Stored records
┄┄┄┄┄┄

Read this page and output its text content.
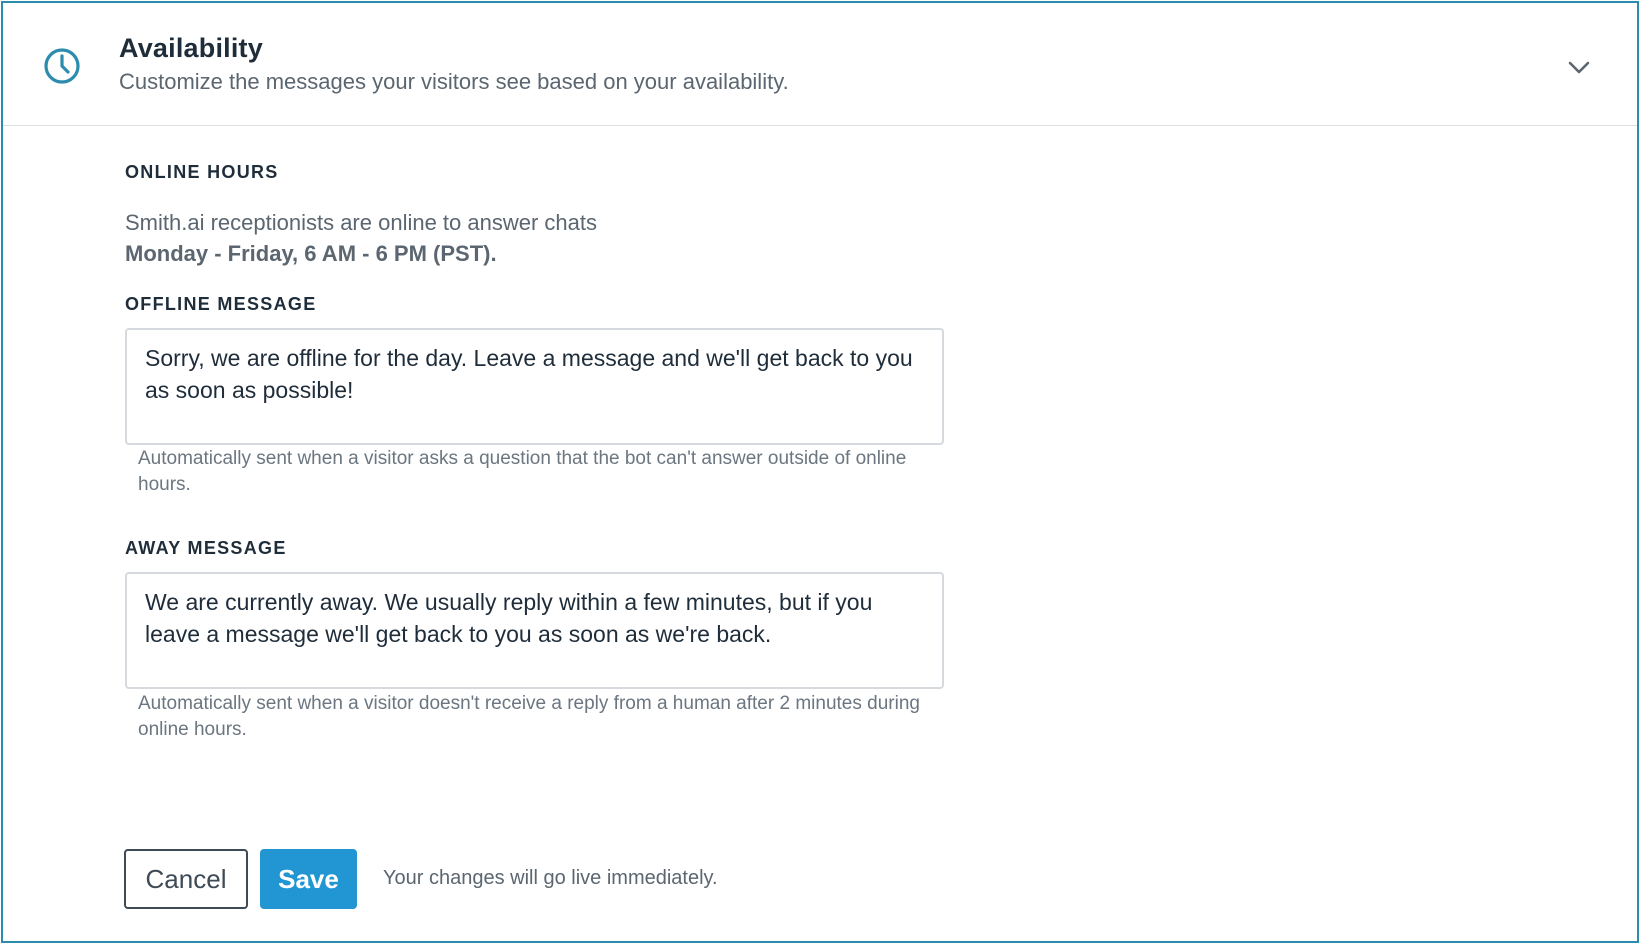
Availability
Customize the messages your visitors see based on your availability.
ONLINE HOURS
Smith.ai receptionists are online to answer chats
Monday - Friday, 6 AM - 6 PM (PST).
OFFLINE MESSAGE
Sorry, we are offline for the day. Leave a message and we'll get back to you as soon as possible!
Automatically sent when a visitor asks a question that the bot can't answer outside of online hours.
AWAY MESSAGE
We are currently away. We usually reply within a few minutes, but if you leave a message we'll get back to you as soon as we're back.
Automatically sent when a visitor doesn't receive a reply from a human after 2 minutes during online hours.
Cancel	Save	Your changes will go live immediately.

┄┄┄┄┄┄

Using the material above, retype each entry exactly and omit the pictures.

Worked answer:
Read this page and output its text content.
Availability
Customize the messages your visitors see based on your availability.
ONLINE HOURS
Smith.ai receptionists are online to answer chats
Monday - Friday, 6 AM - 6 PM (PST).
OFFLINE MESSAGE
Sorry, we are offline for the day. Leave a message and we'll get back to you as soon as possible!
Automatically sent when a visitor asks a question that the bot can't answer outside of online hours.
AWAY MESSAGE
We are currently away. We usually reply within a few minutes, but if you leave a message we'll get back to you as soon as we're back.
Automatically sent when a visitor doesn't receive a reply from a human after 2 minutes during online hours.
Cancel	Save	Your changes will go live immediately.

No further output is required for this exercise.